**SET EXERCISE:**
Work out how many lines of the listing hold "достигаетъ", then state only that count.

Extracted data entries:
* * *
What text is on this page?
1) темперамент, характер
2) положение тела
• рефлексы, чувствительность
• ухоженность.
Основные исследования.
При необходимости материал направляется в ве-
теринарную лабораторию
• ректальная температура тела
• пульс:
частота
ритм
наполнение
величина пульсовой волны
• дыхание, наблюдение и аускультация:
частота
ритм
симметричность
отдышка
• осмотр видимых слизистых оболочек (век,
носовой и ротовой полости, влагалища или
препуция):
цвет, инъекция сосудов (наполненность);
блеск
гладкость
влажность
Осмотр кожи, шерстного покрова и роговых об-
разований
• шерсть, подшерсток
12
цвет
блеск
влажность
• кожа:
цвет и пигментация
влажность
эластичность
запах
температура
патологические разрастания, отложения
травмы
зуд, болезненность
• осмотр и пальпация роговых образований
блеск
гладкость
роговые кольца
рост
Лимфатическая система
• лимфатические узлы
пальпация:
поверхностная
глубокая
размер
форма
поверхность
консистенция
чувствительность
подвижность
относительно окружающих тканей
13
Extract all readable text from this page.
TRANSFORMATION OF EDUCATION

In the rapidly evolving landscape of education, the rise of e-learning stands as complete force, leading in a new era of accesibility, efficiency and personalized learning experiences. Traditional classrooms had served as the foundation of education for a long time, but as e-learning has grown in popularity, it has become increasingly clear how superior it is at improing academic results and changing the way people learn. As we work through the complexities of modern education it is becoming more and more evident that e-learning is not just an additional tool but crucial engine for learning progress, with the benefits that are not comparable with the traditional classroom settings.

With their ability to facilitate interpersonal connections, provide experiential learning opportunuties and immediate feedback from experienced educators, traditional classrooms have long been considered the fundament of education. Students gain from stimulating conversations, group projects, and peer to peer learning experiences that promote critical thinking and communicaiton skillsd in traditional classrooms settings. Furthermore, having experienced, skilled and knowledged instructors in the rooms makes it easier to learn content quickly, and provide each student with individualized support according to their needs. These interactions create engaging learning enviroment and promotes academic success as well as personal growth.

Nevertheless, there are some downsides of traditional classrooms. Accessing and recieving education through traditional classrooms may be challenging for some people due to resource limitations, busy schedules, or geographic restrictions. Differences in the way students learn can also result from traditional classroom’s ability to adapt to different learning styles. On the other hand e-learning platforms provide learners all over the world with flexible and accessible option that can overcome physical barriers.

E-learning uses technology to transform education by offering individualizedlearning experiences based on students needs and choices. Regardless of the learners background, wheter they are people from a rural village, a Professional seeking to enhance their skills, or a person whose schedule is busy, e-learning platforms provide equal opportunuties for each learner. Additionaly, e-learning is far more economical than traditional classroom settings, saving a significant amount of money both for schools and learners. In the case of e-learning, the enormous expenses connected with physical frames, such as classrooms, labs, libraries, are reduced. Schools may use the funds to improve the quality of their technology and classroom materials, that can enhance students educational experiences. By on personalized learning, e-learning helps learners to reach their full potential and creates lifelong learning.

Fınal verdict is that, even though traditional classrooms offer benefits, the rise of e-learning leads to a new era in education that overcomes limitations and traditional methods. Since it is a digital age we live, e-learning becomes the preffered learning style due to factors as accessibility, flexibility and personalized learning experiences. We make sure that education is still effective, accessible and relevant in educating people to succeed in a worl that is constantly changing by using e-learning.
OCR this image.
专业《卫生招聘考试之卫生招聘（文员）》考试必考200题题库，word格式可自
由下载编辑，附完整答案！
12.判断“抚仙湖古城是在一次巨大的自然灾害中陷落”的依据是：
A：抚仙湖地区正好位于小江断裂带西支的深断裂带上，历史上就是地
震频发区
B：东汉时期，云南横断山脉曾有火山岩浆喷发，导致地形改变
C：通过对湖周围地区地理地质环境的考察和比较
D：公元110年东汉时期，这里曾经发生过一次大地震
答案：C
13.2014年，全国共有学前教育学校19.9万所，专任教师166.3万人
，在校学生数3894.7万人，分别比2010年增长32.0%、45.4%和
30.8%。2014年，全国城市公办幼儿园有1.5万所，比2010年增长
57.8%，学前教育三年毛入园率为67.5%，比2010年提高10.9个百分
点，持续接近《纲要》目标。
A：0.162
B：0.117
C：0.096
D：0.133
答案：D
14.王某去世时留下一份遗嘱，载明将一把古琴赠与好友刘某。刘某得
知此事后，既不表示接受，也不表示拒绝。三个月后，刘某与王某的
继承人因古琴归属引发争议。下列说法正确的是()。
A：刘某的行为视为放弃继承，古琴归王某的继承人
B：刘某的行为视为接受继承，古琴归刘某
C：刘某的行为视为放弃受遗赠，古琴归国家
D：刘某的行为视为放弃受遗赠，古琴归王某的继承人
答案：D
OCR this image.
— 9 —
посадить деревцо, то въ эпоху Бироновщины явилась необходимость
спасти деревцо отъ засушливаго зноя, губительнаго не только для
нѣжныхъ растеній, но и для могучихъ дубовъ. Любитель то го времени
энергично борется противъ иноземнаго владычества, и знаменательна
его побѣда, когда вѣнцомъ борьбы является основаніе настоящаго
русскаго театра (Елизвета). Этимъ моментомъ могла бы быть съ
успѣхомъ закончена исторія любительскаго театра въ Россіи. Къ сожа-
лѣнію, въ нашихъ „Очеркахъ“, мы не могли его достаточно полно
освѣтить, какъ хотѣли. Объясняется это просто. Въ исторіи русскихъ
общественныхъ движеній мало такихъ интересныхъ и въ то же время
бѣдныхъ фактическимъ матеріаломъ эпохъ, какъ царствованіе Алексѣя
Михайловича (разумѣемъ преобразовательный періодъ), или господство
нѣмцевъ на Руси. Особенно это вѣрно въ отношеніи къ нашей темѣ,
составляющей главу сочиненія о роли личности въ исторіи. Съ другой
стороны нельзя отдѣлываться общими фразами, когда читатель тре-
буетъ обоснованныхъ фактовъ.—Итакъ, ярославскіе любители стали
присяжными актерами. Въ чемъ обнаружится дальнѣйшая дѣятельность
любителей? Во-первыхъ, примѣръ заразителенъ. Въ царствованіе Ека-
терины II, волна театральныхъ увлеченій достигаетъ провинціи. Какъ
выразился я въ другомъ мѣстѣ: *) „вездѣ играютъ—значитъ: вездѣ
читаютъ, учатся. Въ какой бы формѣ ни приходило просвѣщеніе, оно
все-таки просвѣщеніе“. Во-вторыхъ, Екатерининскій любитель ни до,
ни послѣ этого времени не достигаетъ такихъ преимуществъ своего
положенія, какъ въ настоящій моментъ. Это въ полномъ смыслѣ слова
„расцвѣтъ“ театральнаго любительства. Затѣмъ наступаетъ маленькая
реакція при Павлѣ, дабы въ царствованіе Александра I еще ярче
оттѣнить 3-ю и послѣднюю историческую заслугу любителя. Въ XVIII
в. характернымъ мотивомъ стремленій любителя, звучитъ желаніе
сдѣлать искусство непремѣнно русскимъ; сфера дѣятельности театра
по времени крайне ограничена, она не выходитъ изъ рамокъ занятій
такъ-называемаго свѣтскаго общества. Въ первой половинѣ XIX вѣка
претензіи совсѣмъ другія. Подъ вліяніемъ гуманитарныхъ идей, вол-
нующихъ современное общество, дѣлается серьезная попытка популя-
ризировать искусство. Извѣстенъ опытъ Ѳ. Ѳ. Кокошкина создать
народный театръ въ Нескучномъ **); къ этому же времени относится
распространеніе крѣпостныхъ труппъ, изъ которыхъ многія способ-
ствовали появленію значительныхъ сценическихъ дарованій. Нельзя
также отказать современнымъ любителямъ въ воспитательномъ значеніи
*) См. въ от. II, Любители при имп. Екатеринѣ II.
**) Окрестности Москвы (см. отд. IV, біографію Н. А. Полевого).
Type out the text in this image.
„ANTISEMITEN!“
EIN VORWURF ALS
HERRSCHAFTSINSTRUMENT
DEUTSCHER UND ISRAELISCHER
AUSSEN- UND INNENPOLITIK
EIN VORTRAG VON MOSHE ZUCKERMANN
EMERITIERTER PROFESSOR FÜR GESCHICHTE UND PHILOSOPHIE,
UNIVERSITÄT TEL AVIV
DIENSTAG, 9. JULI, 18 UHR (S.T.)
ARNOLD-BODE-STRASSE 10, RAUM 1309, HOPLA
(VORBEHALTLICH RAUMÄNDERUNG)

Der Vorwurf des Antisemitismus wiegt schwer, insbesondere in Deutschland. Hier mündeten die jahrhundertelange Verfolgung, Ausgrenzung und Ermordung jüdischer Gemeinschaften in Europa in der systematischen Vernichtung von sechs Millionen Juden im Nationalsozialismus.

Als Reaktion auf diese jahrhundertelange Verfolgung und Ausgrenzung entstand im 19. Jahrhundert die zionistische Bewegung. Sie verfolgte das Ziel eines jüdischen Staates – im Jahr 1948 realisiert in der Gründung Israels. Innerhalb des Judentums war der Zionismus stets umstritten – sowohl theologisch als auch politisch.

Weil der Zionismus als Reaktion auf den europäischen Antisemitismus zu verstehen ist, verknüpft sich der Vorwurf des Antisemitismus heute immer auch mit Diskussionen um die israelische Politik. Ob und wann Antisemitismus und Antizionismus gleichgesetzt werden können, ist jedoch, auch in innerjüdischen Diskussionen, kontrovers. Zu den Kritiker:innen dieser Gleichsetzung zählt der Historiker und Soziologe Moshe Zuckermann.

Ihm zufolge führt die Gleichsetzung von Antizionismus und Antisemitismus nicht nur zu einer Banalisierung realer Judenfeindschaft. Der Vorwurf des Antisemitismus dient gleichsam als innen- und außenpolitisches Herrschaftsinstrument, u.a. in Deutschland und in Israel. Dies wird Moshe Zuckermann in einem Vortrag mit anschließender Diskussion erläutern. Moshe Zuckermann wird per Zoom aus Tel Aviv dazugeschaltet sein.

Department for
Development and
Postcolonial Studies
* * *
**SOLUTION TO THE PROBLEM:**
2